- **Goal**
Only the lines from the one with "Give me the" to the last line belong in your answer; write them out exactly and drop the pictures.

- **Saved entries**
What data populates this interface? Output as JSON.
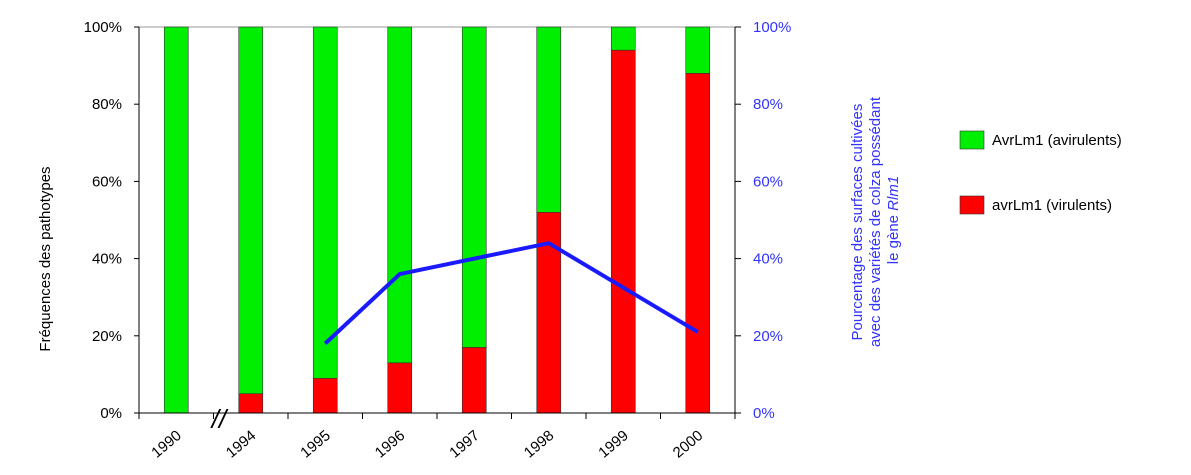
{
  "chart_data": {
    "type": "bar",
    "stacked": true,
    "categories": [
      "1990",
      "1994",
      "1995",
      "1996",
      "1997",
      "1998",
      "1999",
      "2000"
    ],
    "series": [
      {
        "name": "avrLm1 (virulents)",
        "color": "#ff0000",
        "values": [
          0,
          5,
          9,
          13,
          17,
          52,
          94,
          88
        ]
      },
      {
        "name": "AvrLm1 (avirulents)",
        "color": "#00ee00",
        "values": [
          100,
          95,
          91,
          87,
          83,
          48,
          6,
          12
        ]
      }
    ],
    "line_series": {
      "color": "#1a1aff",
      "axis": "right",
      "categories": [
        "1995",
        "1996",
        "1998",
        "2000"
      ],
      "values": [
        18,
        36,
        44,
        21
      ]
    },
    "ylabel": "Fréquences  des pathotypes",
    "y2label_lines": [
      "Pourcentage des surfaces cultivées",
      "avec des variétés de colza possédant",
      "le gène "
    ],
    "y2label_gene": "Rlm1",
    "yticks": [
      "0%",
      "20%",
      "40%",
      "60%",
      "80%",
      "100%"
    ],
    "y2ticks": [
      "0%",
      "20%",
      "40%",
      "60%",
      "80%",
      "100%"
    ],
    "ylim": [
      0,
      100
    ],
    "y2lim": [
      0,
      100
    ],
    "axis_break_marker": "//",
    "grid": false,
    "legend_position": "right",
    "right_axis_color": "#3333ff"
  }
}
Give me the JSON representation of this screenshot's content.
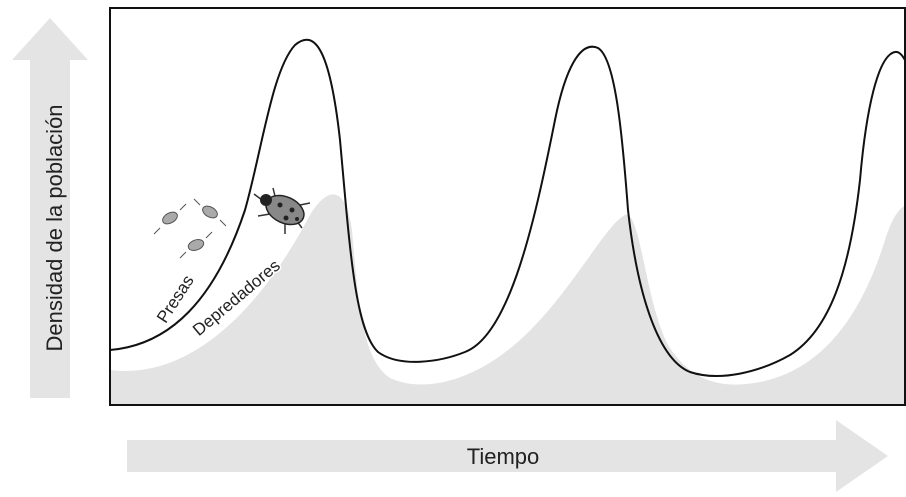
{
  "axes": {
    "y_label": "Densidad de la población",
    "x_label": "Tiempo"
  },
  "curves": [
    {
      "label": "Presas"
    },
    {
      "label": "Depredadores"
    }
  ]
}
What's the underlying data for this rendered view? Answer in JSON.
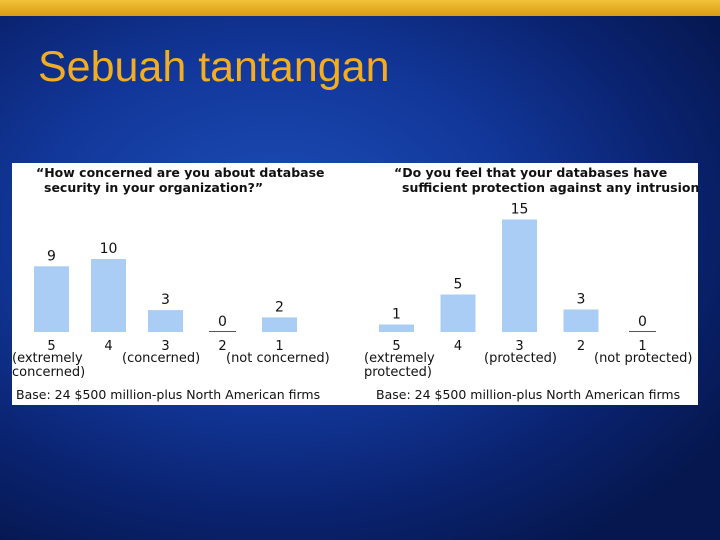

- **Response for this exercise**
Give me the JSON representation of this screenshot's content.
{
  "axes": {
    "y_label": "Densidad de la población",
    "x_label": "Tiempo"
  },
  "curves": [
    {
      "label": "Presas"
    },
    {
      "label": "Depredadores"
    }
  ]
}
What's the underlying data for this rendered view? Answer in JSON.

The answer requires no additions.